### [LISTED RECORDS]
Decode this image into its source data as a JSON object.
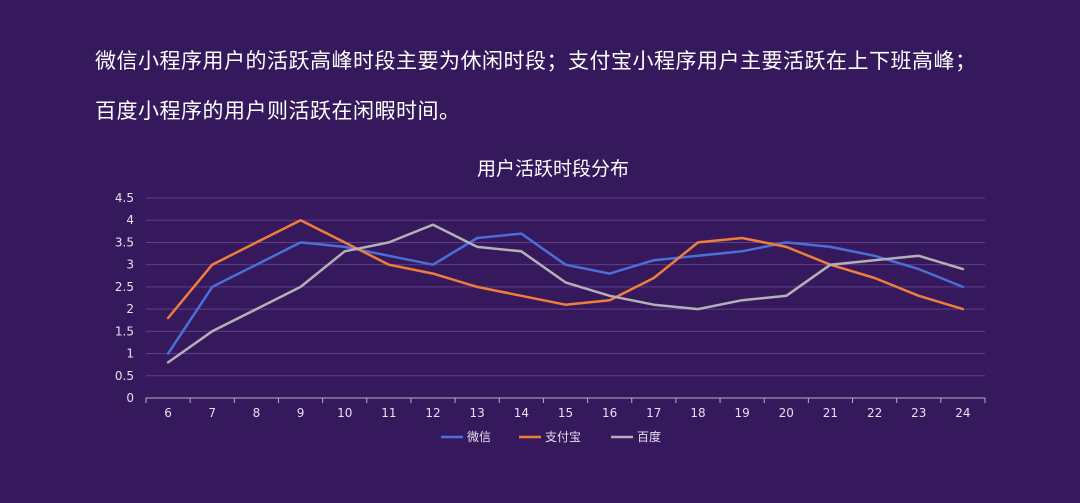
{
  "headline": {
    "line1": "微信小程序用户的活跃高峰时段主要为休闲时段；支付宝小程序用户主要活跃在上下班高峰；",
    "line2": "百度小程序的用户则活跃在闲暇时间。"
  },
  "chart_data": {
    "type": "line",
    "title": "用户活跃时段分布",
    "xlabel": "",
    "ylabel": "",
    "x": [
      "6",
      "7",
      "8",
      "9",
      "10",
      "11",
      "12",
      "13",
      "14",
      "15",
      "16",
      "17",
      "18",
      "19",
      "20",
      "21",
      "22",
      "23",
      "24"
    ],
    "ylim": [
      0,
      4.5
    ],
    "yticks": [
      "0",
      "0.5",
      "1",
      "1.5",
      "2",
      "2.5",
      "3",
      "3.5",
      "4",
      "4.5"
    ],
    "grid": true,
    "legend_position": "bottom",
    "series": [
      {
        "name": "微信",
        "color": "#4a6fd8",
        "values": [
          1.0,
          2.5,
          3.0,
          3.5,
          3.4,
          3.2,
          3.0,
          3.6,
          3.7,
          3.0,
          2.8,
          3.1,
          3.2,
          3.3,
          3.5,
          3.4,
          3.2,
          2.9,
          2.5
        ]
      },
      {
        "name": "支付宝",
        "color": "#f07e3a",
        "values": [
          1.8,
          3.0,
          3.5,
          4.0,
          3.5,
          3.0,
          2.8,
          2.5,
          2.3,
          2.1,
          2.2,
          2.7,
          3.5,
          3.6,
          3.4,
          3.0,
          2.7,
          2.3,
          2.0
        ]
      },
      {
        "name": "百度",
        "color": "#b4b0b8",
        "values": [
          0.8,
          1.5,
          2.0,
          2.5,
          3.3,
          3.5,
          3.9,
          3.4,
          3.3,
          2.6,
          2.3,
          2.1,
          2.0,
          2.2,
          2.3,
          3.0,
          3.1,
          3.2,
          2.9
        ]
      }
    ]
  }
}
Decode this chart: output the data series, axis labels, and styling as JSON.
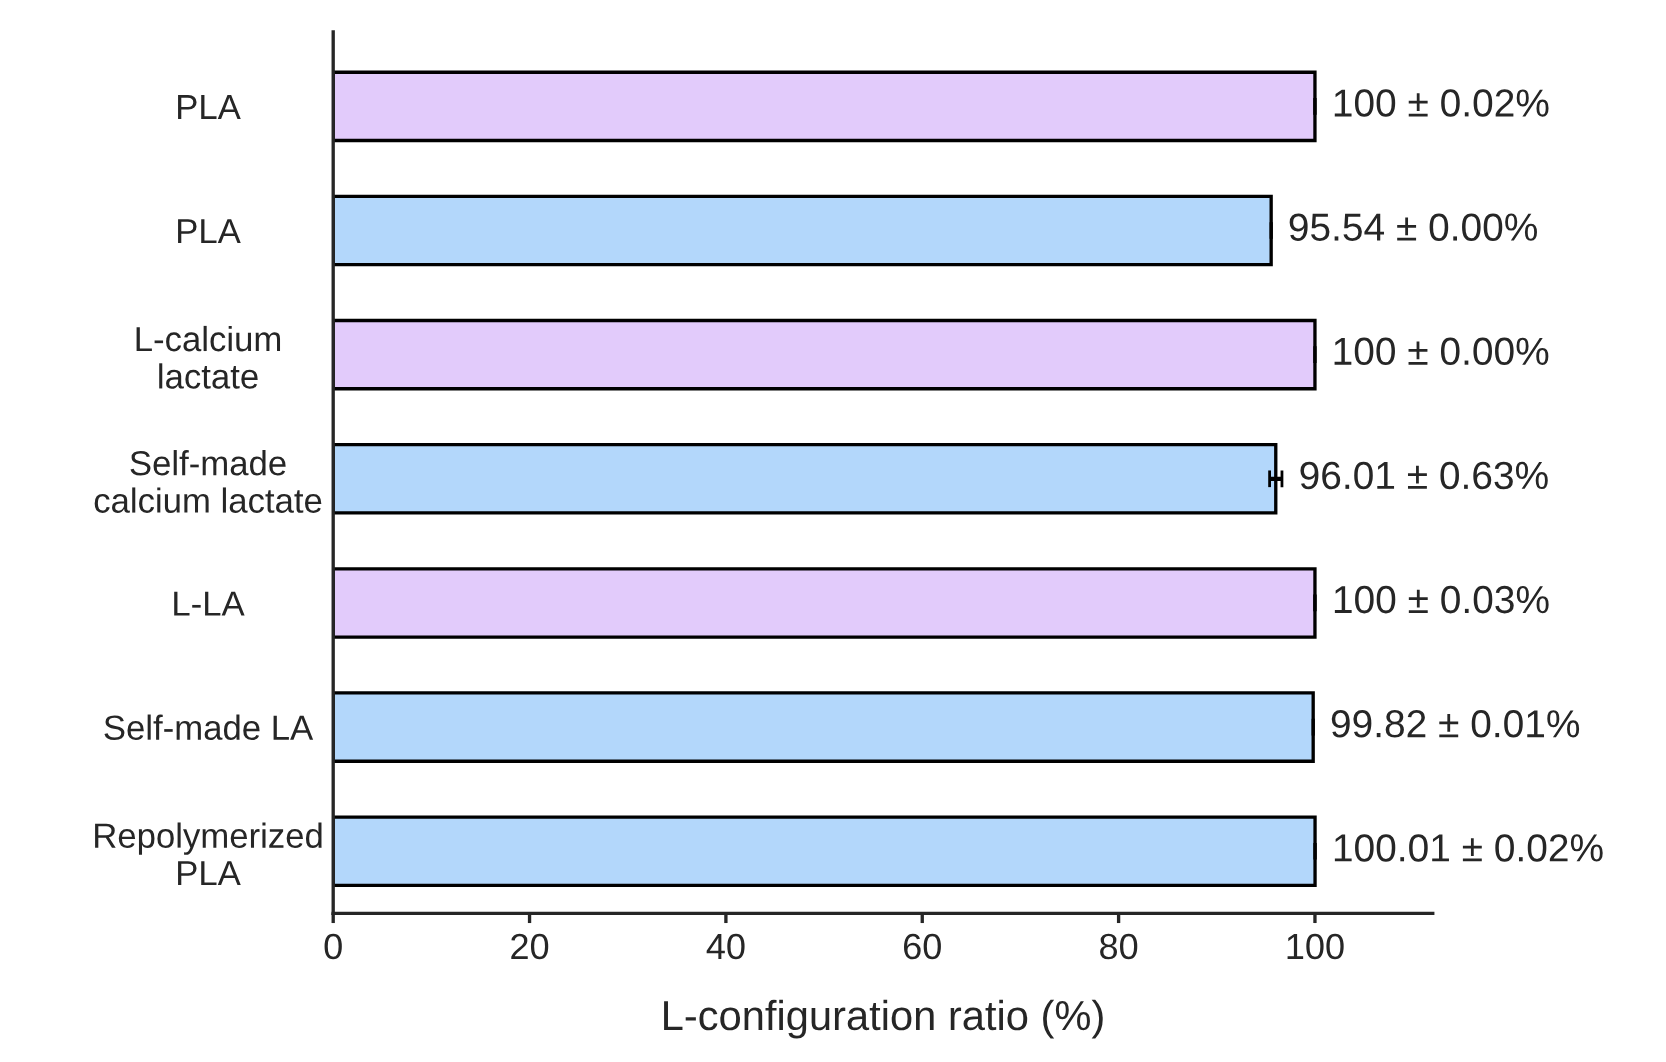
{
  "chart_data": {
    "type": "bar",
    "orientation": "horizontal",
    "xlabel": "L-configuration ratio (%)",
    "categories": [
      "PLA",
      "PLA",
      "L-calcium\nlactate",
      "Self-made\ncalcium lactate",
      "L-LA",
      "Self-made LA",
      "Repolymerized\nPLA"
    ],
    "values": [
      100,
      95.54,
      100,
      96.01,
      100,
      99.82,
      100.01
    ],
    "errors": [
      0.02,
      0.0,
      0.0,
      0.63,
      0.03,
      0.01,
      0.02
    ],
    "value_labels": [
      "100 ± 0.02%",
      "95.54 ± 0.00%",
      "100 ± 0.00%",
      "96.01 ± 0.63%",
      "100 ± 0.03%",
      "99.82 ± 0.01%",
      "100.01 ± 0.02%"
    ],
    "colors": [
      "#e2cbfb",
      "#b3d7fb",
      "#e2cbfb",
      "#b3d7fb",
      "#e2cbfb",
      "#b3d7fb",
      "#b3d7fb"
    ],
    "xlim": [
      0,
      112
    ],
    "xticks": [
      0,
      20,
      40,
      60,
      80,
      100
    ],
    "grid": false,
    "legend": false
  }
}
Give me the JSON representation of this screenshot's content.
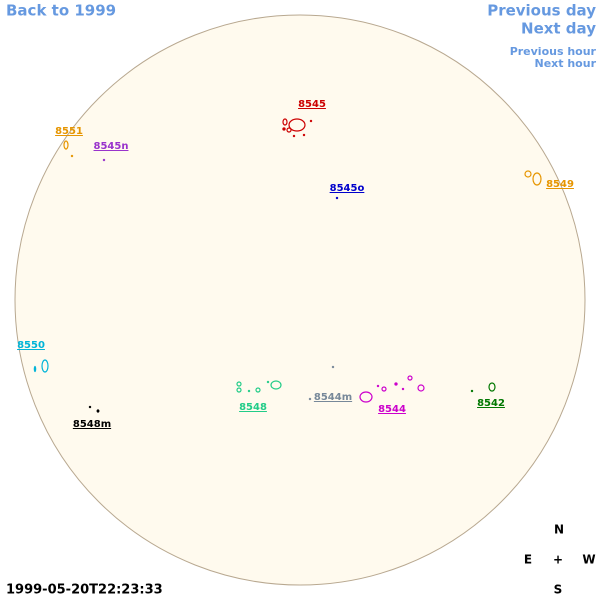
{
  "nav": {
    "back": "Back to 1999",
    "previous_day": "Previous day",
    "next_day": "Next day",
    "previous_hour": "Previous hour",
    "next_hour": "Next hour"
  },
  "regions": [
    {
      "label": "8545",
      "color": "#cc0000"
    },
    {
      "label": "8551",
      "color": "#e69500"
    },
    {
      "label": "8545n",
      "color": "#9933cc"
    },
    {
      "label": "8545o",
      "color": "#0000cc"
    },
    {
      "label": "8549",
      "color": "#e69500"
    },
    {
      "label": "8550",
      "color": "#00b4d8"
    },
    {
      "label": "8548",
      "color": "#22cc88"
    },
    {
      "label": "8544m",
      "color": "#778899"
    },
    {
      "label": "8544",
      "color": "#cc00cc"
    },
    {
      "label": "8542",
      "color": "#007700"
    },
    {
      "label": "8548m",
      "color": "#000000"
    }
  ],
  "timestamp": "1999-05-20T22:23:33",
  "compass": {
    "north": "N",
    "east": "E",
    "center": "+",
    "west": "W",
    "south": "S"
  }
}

### [YOUR TASK]
Drop the images and repeat the data exactly.

### [RESULT OF THIS EXERCISE]
Decode this image into its source data as a JSON object.
{
  "headline": {
    "line1": "微信小程序用户的活跃高峰时段主要为休闲时段；支付宝小程序用户主要活跃在上下班高峰；",
    "line2": "百度小程序的用户则活跃在闲暇时间。"
  },
  "chart_data": {
    "type": "line",
    "title": "用户活跃时段分布",
    "xlabel": "",
    "ylabel": "",
    "x": [
      "6",
      "7",
      "8",
      "9",
      "10",
      "11",
      "12",
      "13",
      "14",
      "15",
      "16",
      "17",
      "18",
      "19",
      "20",
      "21",
      "22",
      "23",
      "24"
    ],
    "ylim": [
      0,
      4.5
    ],
    "yticks": [
      "0",
      "0.5",
      "1",
      "1.5",
      "2",
      "2.5",
      "3",
      "3.5",
      "4",
      "4.5"
    ],
    "grid": true,
    "legend_position": "bottom",
    "series": [
      {
        "name": "微信",
        "color": "#4a6fd8",
        "values": [
          1.0,
          2.5,
          3.0,
          3.5,
          3.4,
          3.2,
          3.0,
          3.6,
          3.7,
          3.0,
          2.8,
          3.1,
          3.2,
          3.3,
          3.5,
          3.4,
          3.2,
          2.9,
          2.5
        ]
      },
      {
        "name": "支付宝",
        "color": "#f07e3a",
        "values": [
          1.8,
          3.0,
          3.5,
          4.0,
          3.5,
          3.0,
          2.8,
          2.5,
          2.3,
          2.1,
          2.2,
          2.7,
          3.5,
          3.6,
          3.4,
          3.0,
          2.7,
          2.3,
          2.0
        ]
      },
      {
        "name": "百度",
        "color": "#b4b0b8",
        "values": [
          0.8,
          1.5,
          2.0,
          2.5,
          3.3,
          3.5,
          3.9,
          3.4,
          3.3,
          2.6,
          2.3,
          2.1,
          2.0,
          2.2,
          2.3,
          3.0,
          3.1,
          3.2,
          2.9
        ]
      }
    ]
  }
}
Decode this chart: output the data series, axis labels, and styling as JSON.
{
  "chart_data": {
    "type": "bar",
    "orientation": "horizontal",
    "xlabel": "L-configuration ratio (%)",
    "categories": [
      "PLA",
      "PLA",
      "L-calcium\nlactate",
      "Self-made\ncalcium lactate",
      "L-LA",
      "Self-made LA",
      "Repolymerized\nPLA"
    ],
    "values": [
      100,
      95.54,
      100,
      96.01,
      100,
      99.82,
      100.01
    ],
    "errors": [
      0.02,
      0.0,
      0.0,
      0.63,
      0.03,
      0.01,
      0.02
    ],
    "value_labels": [
      "100 ± 0.02%",
      "95.54 ± 0.00%",
      "100 ± 0.00%",
      "96.01 ± 0.63%",
      "100 ± 0.03%",
      "99.82 ± 0.01%",
      "100.01 ± 0.02%"
    ],
    "colors": [
      "#e2cbfb",
      "#b3d7fb",
      "#e2cbfb",
      "#b3d7fb",
      "#e2cbfb",
      "#b3d7fb",
      "#b3d7fb"
    ],
    "xlim": [
      0,
      112
    ],
    "xticks": [
      0,
      20,
      40,
      60,
      80,
      100
    ],
    "grid": false,
    "legend": false
  }
}
Give me the JSON representation of this screenshot's content.
{
  "nav": {
    "back": "Back to 1999",
    "previous_day": "Previous day",
    "next_day": "Next day",
    "previous_hour": "Previous hour",
    "next_hour": "Next hour"
  },
  "regions": [
    {
      "label": "8545",
      "color": "#cc0000"
    },
    {
      "label": "8551",
      "color": "#e69500"
    },
    {
      "label": "8545n",
      "color": "#9933cc"
    },
    {
      "label": "8545o",
      "color": "#0000cc"
    },
    {
      "label": "8549",
      "color": "#e69500"
    },
    {
      "label": "8550",
      "color": "#00b4d8"
    },
    {
      "label": "8548",
      "color": "#22cc88"
    },
    {
      "label": "8544m",
      "color": "#778899"
    },
    {
      "label": "8544",
      "color": "#cc00cc"
    },
    {
      "label": "8542",
      "color": "#007700"
    },
    {
      "label": "8548m",
      "color": "#000000"
    }
  ],
  "timestamp": "1999-05-20T22:23:33",
  "compass": {
    "north": "N",
    "east": "E",
    "center": "+",
    "west": "W",
    "south": "S"
  }
}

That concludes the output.